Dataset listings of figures
---
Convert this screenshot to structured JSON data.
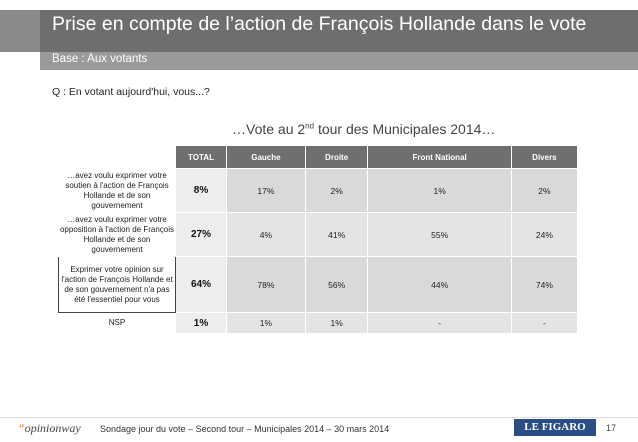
{
  "header": {
    "title": "Prise en compte de l’action de François Hollande dans le vote",
    "subtitle": "Base : Aux votants"
  },
  "question": "Q : En votant aujourd'hui, vous...?",
  "headline": {
    "prefix": "…Vote au 2",
    "sup": "nd",
    "suffix": " tour des Municipales 2014…"
  },
  "table": {
    "columns": [
      "TOTAL",
      "Gauche",
      "Droite",
      "Front National",
      "Divers"
    ],
    "rows": [
      {
        "label": "…avez voulu exprimer votre soutien à l'action de François Hollande et de son gouvernement",
        "total": "8%",
        "values": [
          "17%",
          "2%",
          "1%",
          "2%"
        ]
      },
      {
        "label": "…avez voulu exprimer votre opposition à l'action de François Hollande et de son gouvernement",
        "total": "27%",
        "values": [
          "4%",
          "41%",
          "55%",
          "24%"
        ]
      },
      {
        "label": "Exprimer votre opinion sur l'action de François Hollande et de son gouvernement n'a pas été l'essentiel pour vous",
        "total": "64%",
        "values": [
          "78%",
          "56%",
          "44%",
          "74%"
        ]
      },
      {
        "label": "NSP",
        "total": "1%",
        "values": [
          "1%",
          "1%",
          "-",
          "-"
        ]
      }
    ]
  },
  "footer": {
    "logo_quote": "“",
    "logo_text": "opinionway",
    "source": "Sondage jour du vote – Second tour – Municipales 2014 – 30 mars 2014",
    "partner": "LE FIGARO",
    "page": "17"
  }
}
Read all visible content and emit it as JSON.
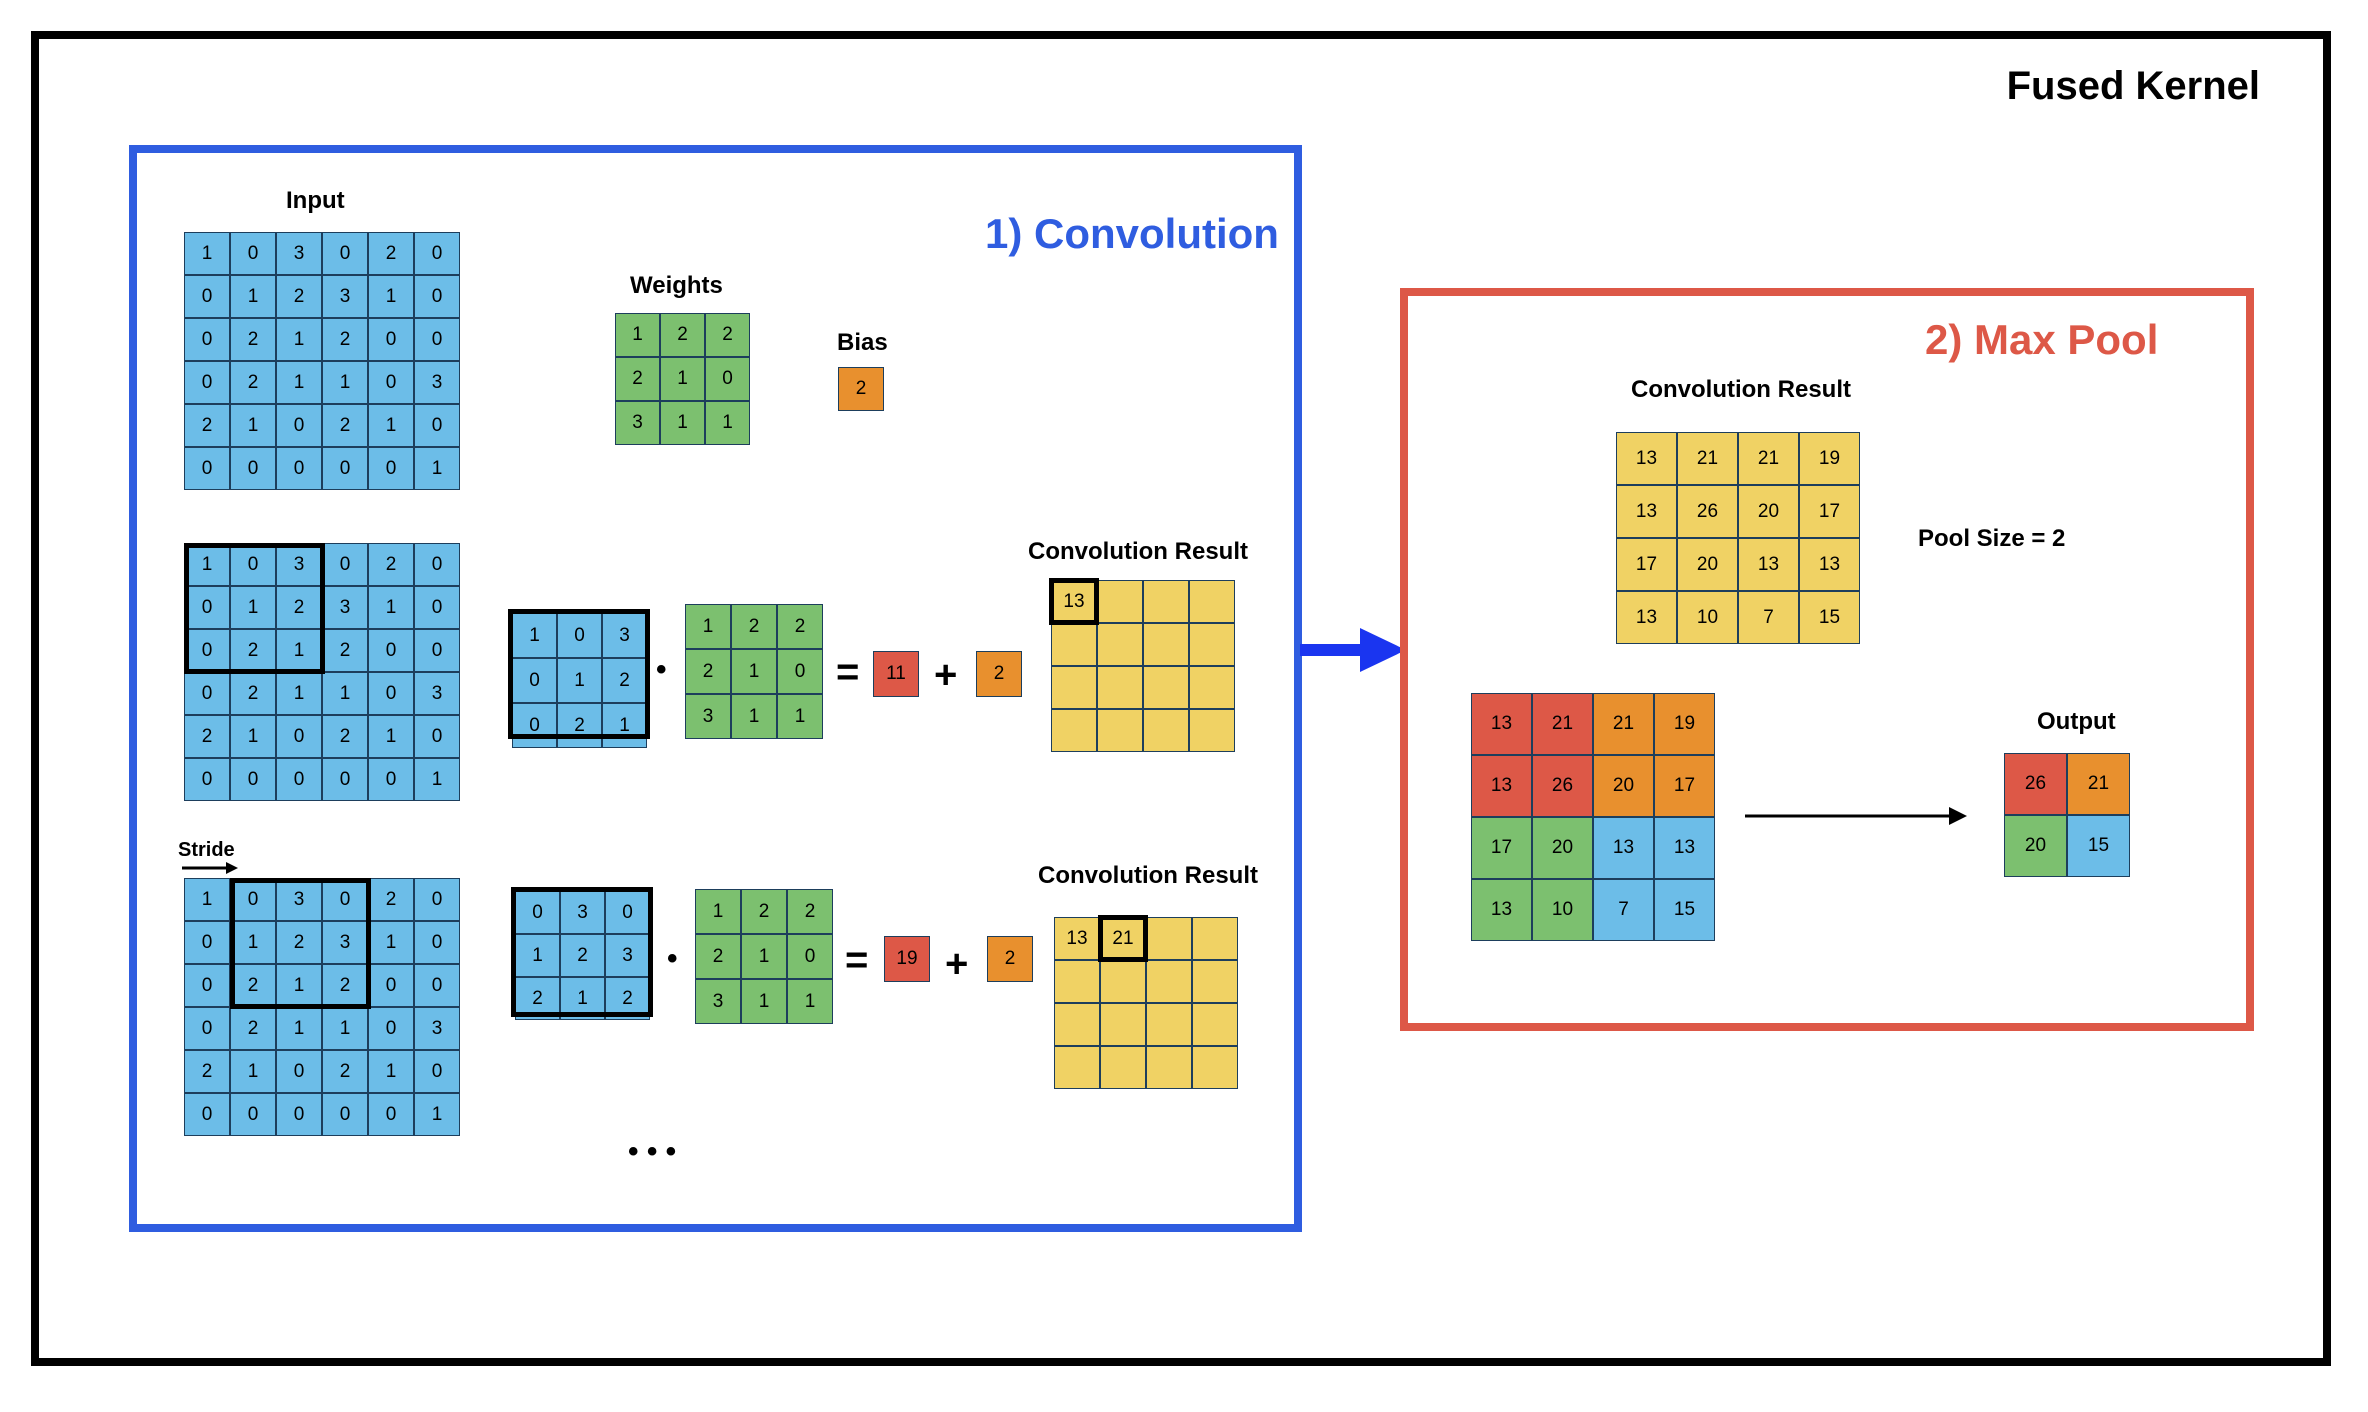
{
  "frame_title": "Fused Kernel",
  "convolution": {
    "title": "1) Convolution",
    "input_label": "Input",
    "weights_label": "Weights",
    "bias_label": "Bias",
    "stride_label": "Stride",
    "result_label": "Convolution Result",
    "ellipsis": "• • •",
    "input": [
      [
        1,
        0,
        3,
        0,
        2,
        0
      ],
      [
        0,
        1,
        2,
        3,
        1,
        0
      ],
      [
        0,
        2,
        1,
        2,
        0,
        0
      ],
      [
        0,
        2,
        1,
        1,
        0,
        3
      ],
      [
        2,
        1,
        0,
        2,
        1,
        0
      ],
      [
        0,
        0,
        0,
        0,
        0,
        1
      ]
    ],
    "weights": [
      [
        1,
        2,
        2
      ],
      [
        2,
        1,
        0
      ],
      [
        3,
        1,
        1
      ]
    ],
    "bias": 2,
    "step1": {
      "window": [
        [
          1,
          0,
          3
        ],
        [
          0,
          1,
          2
        ],
        [
          0,
          2,
          1
        ]
      ],
      "dot": 11,
      "result_row": [
        "13",
        "",
        "",
        ""
      ]
    },
    "step2": {
      "window": [
        [
          0,
          3,
          0
        ],
        [
          1,
          2,
          3
        ],
        [
          2,
          1,
          2
        ]
      ],
      "dot": 19,
      "result_row": [
        "13",
        "21",
        "",
        ""
      ]
    },
    "equals": "=",
    "plus": "+",
    "dot_op": "•"
  },
  "maxpool": {
    "title": "2) Max Pool",
    "result_label": "Convolution Result",
    "pool_size_label": "Pool Size = 2",
    "output_label": "Output",
    "conv_result": [
      [
        13,
        21,
        21,
        19
      ],
      [
        13,
        26,
        20,
        17
      ],
      [
        17,
        20,
        13,
        13
      ],
      [
        13,
        10,
        7,
        15
      ]
    ],
    "output": [
      [
        26,
        21
      ],
      [
        20,
        15
      ]
    ]
  },
  "colors": {
    "input": "#6cbde8",
    "weights": "#7cc06f",
    "result": "#f0d264",
    "bias": "#e8902e",
    "dot_result": "#dd5847",
    "convolution_accent": "#2f5de0",
    "maxpool_accent": "#dd5847",
    "arrow": "#1a35f0"
  }
}
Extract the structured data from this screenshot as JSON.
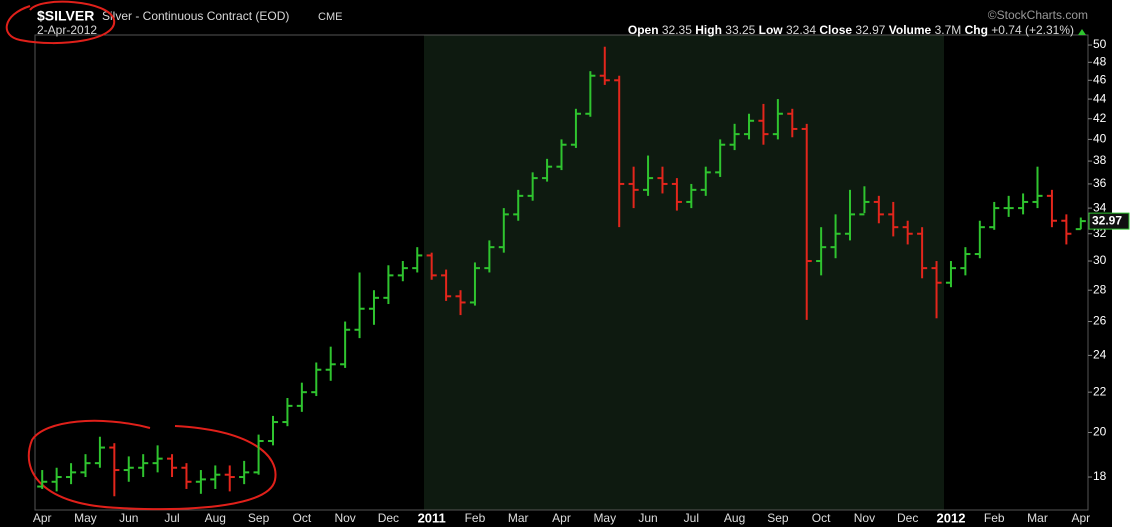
{
  "chart_data": {
    "type": "ohlc",
    "symbol": "$SILVER",
    "title": "Silver - Continuous Contract (EOD)",
    "exchange": "CME",
    "date": "2-Apr-2012",
    "source": "©StockCharts.com",
    "quote": {
      "open_label": "Open",
      "open": "32.35",
      "high_label": "High",
      "high": "33.25",
      "low_label": "Low",
      "low": "32.34",
      "close_label": "Close",
      "close": "32.97",
      "volume_label": "Volume",
      "volume": "3.7M",
      "chg_label": "Chg",
      "chg": "+0.74 (+2.31%)"
    },
    "last_price": 32.97,
    "log_scale": true,
    "grid": false,
    "up_color": "#2fc42f",
    "down_color": "#e3261c",
    "ylim": [
      16.65,
      51.2
    ],
    "yticks": [
      18,
      20,
      22,
      24,
      26,
      28,
      30,
      32,
      34,
      36,
      38,
      40,
      42,
      44,
      46,
      48,
      50
    ],
    "categories": [
      "Apr",
      null,
      null,
      "May",
      null,
      null,
      "Jun",
      null,
      null,
      "Jul",
      null,
      null,
      "Aug",
      null,
      null,
      "Sep",
      null,
      null,
      "Oct",
      null,
      null,
      "Nov",
      null,
      null,
      "Dec",
      null,
      null,
      "2011",
      null,
      null,
      "Feb",
      null,
      null,
      "Mar",
      null,
      null,
      "Apr",
      null,
      null,
      "May",
      null,
      null,
      "Jun",
      null,
      null,
      "Jul",
      null,
      null,
      "Aug",
      null,
      null,
      "Sep",
      null,
      null,
      "Oct",
      null,
      null,
      "Nov",
      null,
      null,
      "Dec",
      null,
      null,
      "2012",
      null,
      null,
      "Feb",
      null,
      null,
      "Mar",
      null,
      null,
      "Apr"
    ],
    "open": [
      17.6,
      17.8,
      18.0,
      18.2,
      18.6,
      19.3,
      18.3,
      18.4,
      18.6,
      18.8,
      18.4,
      17.8,
      17.9,
      18.1,
      18.0,
      18.2,
      19.6,
      20.5,
      21.3,
      22.0,
      23.2,
      23.5,
      25.5,
      26.8,
      27.5,
      29.0,
      29.5,
      30.4,
      29.0,
      27.6,
      27.2,
      29.5,
      31.0,
      33.5,
      35.0,
      36.5,
      37.5,
      39.5,
      42.5,
      46.5,
      46.0,
      36.0,
      35.5,
      36.5,
      36.0,
      34.5,
      35.5,
      37.0,
      39.5,
      40.5,
      41.8,
      40.5,
      42.5,
      41.0,
      30.0,
      31.0,
      32.0,
      33.5,
      34.5,
      33.5,
      32.5,
      32.0,
      29.5,
      28.5,
      29.5,
      30.5,
      32.5,
      34.0,
      34.0,
      34.5,
      35.0,
      33.0,
      32.35
    ],
    "high": [
      18.3,
      18.4,
      18.6,
      19.0,
      19.8,
      19.5,
      18.9,
      19.0,
      19.4,
      19.0,
      18.6,
      18.3,
      18.5,
      18.5,
      18.7,
      19.9,
      20.8,
      21.7,
      22.5,
      23.6,
      24.5,
      26.0,
      29.2,
      28.0,
      29.7,
      30.0,
      31.0,
      30.6,
      29.4,
      28.0,
      29.9,
      31.5,
      34.0,
      35.5,
      37.0,
      38.2,
      40.0,
      43.0,
      47.0,
      49.8,
      46.5,
      37.5,
      38.5,
      37.5,
      36.5,
      36.0,
      37.5,
      40.0,
      41.5,
      42.5,
      43.5,
      44.0,
      43.0,
      41.5,
      32.5,
      33.5,
      35.5,
      35.8,
      35.0,
      34.5,
      33.0,
      32.5,
      30.0,
      30.0,
      31.0,
      33.0,
      34.5,
      35.0,
      35.2,
      37.5,
      35.5,
      33.5,
      33.25
    ],
    "low": [
      17.5,
      17.4,
      17.7,
      18.0,
      18.4,
      17.2,
      17.8,
      18.0,
      18.2,
      18.0,
      17.5,
      17.3,
      17.5,
      17.4,
      17.7,
      18.1,
      19.4,
      20.3,
      21.0,
      21.8,
      22.6,
      23.3,
      25.0,
      25.8,
      27.1,
      28.6,
      29.2,
      28.7,
      27.3,
      26.4,
      27.0,
      29.2,
      30.6,
      33.0,
      34.6,
      36.2,
      37.2,
      39.2,
      42.2,
      45.5,
      32.5,
      34.0,
      35.0,
      35.2,
      33.8,
      34.0,
      35.0,
      36.6,
      39.0,
      40.0,
      39.5,
      40.0,
      40.2,
      26.1,
      29.0,
      30.2,
      31.5,
      33.6,
      32.8,
      31.8,
      31.2,
      28.8,
      26.2,
      28.2,
      29.0,
      30.2,
      32.3,
      33.3,
      33.5,
      34.0,
      32.5,
      31.2,
      32.34
    ],
    "close": [
      17.8,
      18.0,
      18.2,
      18.6,
      19.3,
      18.3,
      18.4,
      18.6,
      18.8,
      18.4,
      17.8,
      17.9,
      18.1,
      18.0,
      18.2,
      19.6,
      20.5,
      21.3,
      22.0,
      23.2,
      23.5,
      25.5,
      26.8,
      27.5,
      29.0,
      29.5,
      30.4,
      29.0,
      27.6,
      27.2,
      29.5,
      31.0,
      33.5,
      35.0,
      36.5,
      37.5,
      39.5,
      42.5,
      46.5,
      46.0,
      36.0,
      35.5,
      36.5,
      36.0,
      34.5,
      35.5,
      37.0,
      39.5,
      40.5,
      41.8,
      40.5,
      42.5,
      41.0,
      30.0,
      31.0,
      32.0,
      33.5,
      34.5,
      33.5,
      32.5,
      32.0,
      29.5,
      28.5,
      29.5,
      30.5,
      32.5,
      34.0,
      34.0,
      34.5,
      35.0,
      33.0,
      32.0,
      32.97
    ]
  }
}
---
> [TASK STATEMENT]
Copy each line from the records above that includes the string "Municipales".

> [EXERCISE RESPONSE]
    "suffix": " tour des Municipales 2014…"
    "source": "Sondage jour du vote – Second tour – Municipales 2014 – 30 mars 2014",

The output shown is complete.